### Data rows
□ □ □ □
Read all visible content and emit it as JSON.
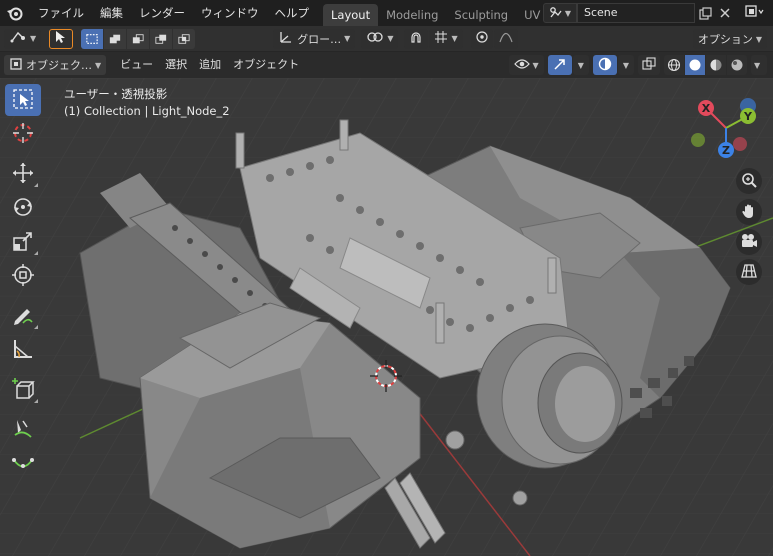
{
  "menubar": {
    "items": [
      "ファイル",
      "編集",
      "レンダー",
      "ウィンドウ",
      "ヘルプ"
    ],
    "workspaces": [
      {
        "label": "Layout",
        "active": true
      },
      {
        "label": "Modeling",
        "active": false
      },
      {
        "label": "Sculpting",
        "active": false
      },
      {
        "label": "UV Ed",
        "active": false
      }
    ],
    "scene_name": "Scene"
  },
  "header1": {
    "transform_orientation": "グロー…",
    "options_label": "オプション"
  },
  "header2": {
    "mode_label": "オブジェク…",
    "menus": [
      "ビュー",
      "選択",
      "追加",
      "オブジェクト"
    ]
  },
  "viewport": {
    "title": "ユーザー・透視投影",
    "subtitle": "(1) Collection | Light_Node_2",
    "gizmo_axes": [
      "X",
      "Y",
      "Z"
    ]
  },
  "icons": {
    "tools": [
      "select-box-icon",
      "cursor-icon",
      "move-icon",
      "rotate-icon",
      "scale-icon",
      "transform-icon",
      "annotate-icon",
      "measure-icon",
      "add-cube-icon",
      "brush-icon",
      "curve-icon"
    ],
    "nav": [
      "zoom-icon",
      "hand-icon",
      "camera-icon",
      "grid-icon"
    ]
  },
  "colors": {
    "accent": "#4a70b3",
    "x_axis": "#e34a5c",
    "y_axis": "#8bbd32",
    "z_axis": "#3c82e6",
    "viewport_bg": "#393939"
  }
}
□ □ □ □
### What is required
Working from the lines above, reproduce the material exactly and exclude its pictures.

### Result of the exercise
Read all visible content and emit it as JSON.
{
  "menubar": {
    "items": [
      "ファイル",
      "編集",
      "レンダー",
      "ウィンドウ",
      "ヘルプ"
    ],
    "workspaces": [
      {
        "label": "Layout",
        "active": true
      },
      {
        "label": "Modeling",
        "active": false
      },
      {
        "label": "Sculpting",
        "active": false
      },
      {
        "label": "UV Ed",
        "active": false
      }
    ],
    "scene_name": "Scene"
  },
  "header1": {
    "transform_orientation": "グロー…",
    "options_label": "オプション"
  },
  "header2": {
    "mode_label": "オブジェク…",
    "menus": [
      "ビュー",
      "選択",
      "追加",
      "オブジェクト"
    ]
  },
  "viewport": {
    "title": "ユーザー・透視投影",
    "subtitle": "(1) Collection | Light_Node_2",
    "gizmo_axes": [
      "X",
      "Y",
      "Z"
    ]
  },
  "icons": {
    "tools": [
      "select-box-icon",
      "cursor-icon",
      "move-icon",
      "rotate-icon",
      "scale-icon",
      "transform-icon",
      "annotate-icon",
      "measure-icon",
      "add-cube-icon",
      "brush-icon",
      "curve-icon"
    ],
    "nav": [
      "zoom-icon",
      "hand-icon",
      "camera-icon",
      "grid-icon"
    ]
  },
  "colors": {
    "accent": "#4a70b3",
    "x_axis": "#e34a5c",
    "y_axis": "#8bbd32",
    "z_axis": "#3c82e6",
    "viewport_bg": "#393939"
  }
}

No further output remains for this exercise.